===== Records for the exercise =====
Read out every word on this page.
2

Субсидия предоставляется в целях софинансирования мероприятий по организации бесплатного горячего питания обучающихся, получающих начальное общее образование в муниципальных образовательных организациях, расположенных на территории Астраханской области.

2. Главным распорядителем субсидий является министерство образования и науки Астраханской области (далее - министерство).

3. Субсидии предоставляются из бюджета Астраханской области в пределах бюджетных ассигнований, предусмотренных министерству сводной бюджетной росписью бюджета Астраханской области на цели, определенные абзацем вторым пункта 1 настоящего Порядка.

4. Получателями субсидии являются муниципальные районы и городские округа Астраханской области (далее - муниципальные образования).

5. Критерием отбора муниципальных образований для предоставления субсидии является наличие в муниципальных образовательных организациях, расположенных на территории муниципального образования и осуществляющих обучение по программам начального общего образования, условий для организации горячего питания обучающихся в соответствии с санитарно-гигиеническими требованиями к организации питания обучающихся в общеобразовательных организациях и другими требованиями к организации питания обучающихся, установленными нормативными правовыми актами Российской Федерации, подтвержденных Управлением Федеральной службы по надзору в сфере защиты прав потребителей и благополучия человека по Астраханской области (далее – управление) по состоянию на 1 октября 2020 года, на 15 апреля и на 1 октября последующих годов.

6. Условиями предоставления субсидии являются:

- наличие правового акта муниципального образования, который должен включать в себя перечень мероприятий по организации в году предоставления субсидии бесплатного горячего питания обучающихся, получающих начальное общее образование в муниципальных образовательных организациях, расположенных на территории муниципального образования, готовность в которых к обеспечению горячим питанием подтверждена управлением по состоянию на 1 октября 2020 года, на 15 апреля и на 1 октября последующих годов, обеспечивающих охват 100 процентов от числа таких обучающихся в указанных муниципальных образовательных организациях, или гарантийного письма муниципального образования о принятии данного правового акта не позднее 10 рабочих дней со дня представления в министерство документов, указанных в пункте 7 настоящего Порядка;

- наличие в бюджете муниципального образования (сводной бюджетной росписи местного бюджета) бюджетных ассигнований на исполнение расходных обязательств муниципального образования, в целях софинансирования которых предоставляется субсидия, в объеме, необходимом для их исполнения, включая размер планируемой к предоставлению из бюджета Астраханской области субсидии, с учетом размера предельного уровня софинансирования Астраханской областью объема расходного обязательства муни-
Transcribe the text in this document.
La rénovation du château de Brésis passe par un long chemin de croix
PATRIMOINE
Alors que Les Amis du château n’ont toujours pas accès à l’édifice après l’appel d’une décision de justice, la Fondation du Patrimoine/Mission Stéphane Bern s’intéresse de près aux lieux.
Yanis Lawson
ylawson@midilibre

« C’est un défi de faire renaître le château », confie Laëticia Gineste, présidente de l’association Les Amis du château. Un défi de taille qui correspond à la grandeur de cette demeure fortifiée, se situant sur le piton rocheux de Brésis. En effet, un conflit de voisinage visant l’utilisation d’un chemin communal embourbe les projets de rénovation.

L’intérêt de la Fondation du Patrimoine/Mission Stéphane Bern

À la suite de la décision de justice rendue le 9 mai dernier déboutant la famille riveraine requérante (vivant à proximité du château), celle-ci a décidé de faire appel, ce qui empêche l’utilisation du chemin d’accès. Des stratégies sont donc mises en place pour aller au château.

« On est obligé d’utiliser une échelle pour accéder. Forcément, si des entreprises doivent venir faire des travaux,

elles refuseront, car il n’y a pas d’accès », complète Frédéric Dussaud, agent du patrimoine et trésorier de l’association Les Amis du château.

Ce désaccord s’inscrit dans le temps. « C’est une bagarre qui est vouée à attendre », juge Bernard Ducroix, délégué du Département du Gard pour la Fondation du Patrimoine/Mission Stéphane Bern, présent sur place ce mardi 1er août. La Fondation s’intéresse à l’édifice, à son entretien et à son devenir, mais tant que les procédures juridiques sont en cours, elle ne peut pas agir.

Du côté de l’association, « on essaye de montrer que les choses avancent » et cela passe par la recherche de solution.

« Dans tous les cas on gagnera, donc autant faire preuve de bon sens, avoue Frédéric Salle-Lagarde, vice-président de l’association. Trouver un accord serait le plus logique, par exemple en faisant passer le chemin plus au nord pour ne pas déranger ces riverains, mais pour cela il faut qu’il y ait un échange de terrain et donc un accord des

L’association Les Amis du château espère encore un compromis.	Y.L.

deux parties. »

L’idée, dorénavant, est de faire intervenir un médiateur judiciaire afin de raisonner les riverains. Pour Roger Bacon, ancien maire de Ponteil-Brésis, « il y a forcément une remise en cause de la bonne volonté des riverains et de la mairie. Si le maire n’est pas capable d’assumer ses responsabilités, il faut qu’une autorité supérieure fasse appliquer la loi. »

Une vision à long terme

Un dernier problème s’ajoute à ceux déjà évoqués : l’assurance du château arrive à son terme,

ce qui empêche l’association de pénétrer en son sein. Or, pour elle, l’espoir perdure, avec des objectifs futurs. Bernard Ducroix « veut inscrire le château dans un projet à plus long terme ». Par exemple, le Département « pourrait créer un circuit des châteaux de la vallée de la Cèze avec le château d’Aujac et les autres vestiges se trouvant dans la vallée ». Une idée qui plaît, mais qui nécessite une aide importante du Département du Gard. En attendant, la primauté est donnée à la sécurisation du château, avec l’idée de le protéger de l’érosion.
=====
◆ **Objective**:
Write out the entire listing exactly.

◆ **Expected answer**:
Read out every word on this page.
2

Субсидия предоставляется в целях софинансирования мероприятий по организации бесплатного горячего питания обучающихся, получающих начальное общее образование в муниципальных образовательных организациях, расположенных на территории Астраханской области.

2. Главным распорядителем субсидий является министерство образования и науки Астраханской области (далее - министерство).

3. Субсидии предоставляются из бюджета Астраханской области в пределах бюджетных ассигнований, предусмотренных министерству сводной бюджетной росписью бюджета Астраханской области на цели, определенные абзацем вторым пункта 1 настоящего Порядка.

4. Получателями субсидии являются муниципальные районы и городские округа Астраханской области (далее - муниципальные образования).

5. Критерием отбора муниципальных образований для предоставления субсидии является наличие в муниципальных образовательных организациях, расположенных на территории муниципального образования и осуществляющих обучение по программам начального общего образования, условий для организации горячего питания обучающихся в соответствии с санитарно-гигиеническими требованиями к организации питания обучающихся в общеобразовательных организациях и другими требованиями к организации питания обучающихся, установленными нормативными правовыми актами Российской Федерации, подтвержденных Управлением Федеральной службы по надзору в сфере защиты прав потребителей и благополучия человека по Астраханской области (далее – управление) по состоянию на 1 октября 2020 года, на 15 апреля и на 1 октября последующих годов.

6. Условиями предоставления субсидии являются:

- наличие правового акта муниципального образования, который должен включать в себя перечень мероприятий по организации в году предоставления субсидии бесплатного горячего питания обучающихся, получающих начальное общее образование в муниципальных образовательных организациях, расположенных на территории муниципального образования, готовность в которых к обеспечению горячим питанием подтверждена управлением по состоянию на 1 октября 2020 года, на 15 апреля и на 1 октября последующих годов, обеспечивающих охват 100 процентов от числа таких обучающихся в указанных муниципальных образовательных организациях, или гарантийного письма муниципального образования о принятии данного правового акта не позднее 10 рабочих дней со дня представления в министерство документов, указанных в пункте 7 настоящего Порядка;

- наличие в бюджете муниципального образования (сводной бюджетной росписи местного бюджета) бюджетных ассигнований на исполнение расходных обязательств муниципального образования, в целях софинансирования которых предоставляется субсидия, в объеме, необходимом для их исполнения, включая размер планируемой к предоставлению из бюджета Астраханской области субсидии, с учетом размера предельного уровня софинансирования Астраханской областью объема расходного обязательства муни-
Transcribe the text in this document.
La rénovation du château de Brésis passe par un long chemin de croix
PATRIMOINE
Alors que Les Amis du château n’ont toujours pas accès à l’édifice après l’appel d’une décision de justice, la Fondation du Patrimoine/Mission Stéphane Bern s’intéresse de près aux lieux.
Yanis Lawson
ylawson@midilibre

« C’est un défi de faire renaître le château », confie Laëticia Gineste, présidente de l’association Les Amis du château. Un défi de taille qui correspond à la grandeur de cette demeure fortifiée, se situant sur le piton rocheux de Brésis. En effet, un conflit de voisinage visant l’utilisation d’un chemin communal embourbe les projets de rénovation.

L’intérêt de la Fondation du Patrimoine/Mission Stéphane Bern

À la suite de la décision de justice rendue le 9 mai dernier déboutant la famille riveraine requérante (vivant à proximité du château), celle-ci a décidé de faire appel, ce qui empêche l’utilisation du chemin d’accès. Des stratégies sont donc mises en place pour aller au château.

« On est obligé d’utiliser une échelle pour accéder. Forcément, si des entreprises doivent venir faire des travaux,

elles refuseront, car il n’y a pas d’accès », complète Frédéric Dussaud, agent du patrimoine et trésorier de l’association Les Amis du château.

Ce désaccord s’inscrit dans le temps. « C’est une bagarre qui est vouée à attendre », juge Bernard Ducroix, délégué du Département du Gard pour la Fondation du Patrimoine/Mission Stéphane Bern, présent sur place ce mardi 1er août. La Fondation s’intéresse à l’édifice, à son entretien et à son devenir, mais tant que les procédures juridiques sont en cours, elle ne peut pas agir.

Du côté de l’association, « on essaye de montrer que les choses avancent » et cela passe par la recherche de solution.

« Dans tous les cas on gagnera, donc autant faire preuve de bon sens, avoue Frédéric Salle-Lagarde, vice-président de l’association. Trouver un accord serait le plus logique, par exemple en faisant passer le chemin plus au nord pour ne pas déranger ces riverains, mais pour cela il faut qu’il y ait un échange de terrain et donc un accord des

L’association Les Amis du château espère encore un compromis.	Y.L.

deux parties. »

L’idée, dorénavant, est de faire intervenir un médiateur judiciaire afin de raisonner les riverains. Pour Roger Bacon, ancien maire de Ponteil-Brésis, « il y a forcément une remise en cause de la bonne volonté des riverains et de la mairie. Si le maire n’est pas capable d’assumer ses responsabilités, il faut qu’une autorité supérieure fasse appliquer la loi. »

Une vision à long terme

Un dernier problème s’ajoute à ceux déjà évoqués : l’assurance du château arrive à son terme,

ce qui empêche l’association de pénétrer en son sein. Or, pour elle, l’espoir perdure, avec des objectifs futurs. Bernard Ducroix « veut inscrire le château dans un projet à plus long terme ». Par exemple, le Département « pourrait créer un circuit des châteaux de la vallée de la Cèze avec le château d’Aujac et les autres vestiges se trouvant dans la vallée ». Une idée qui plaît, mais qui nécessite une aide importante du Département du Gard. En attendant, la primauté est donnée à la sécurisation du château, avec l’idée de le protéger de l’érosion.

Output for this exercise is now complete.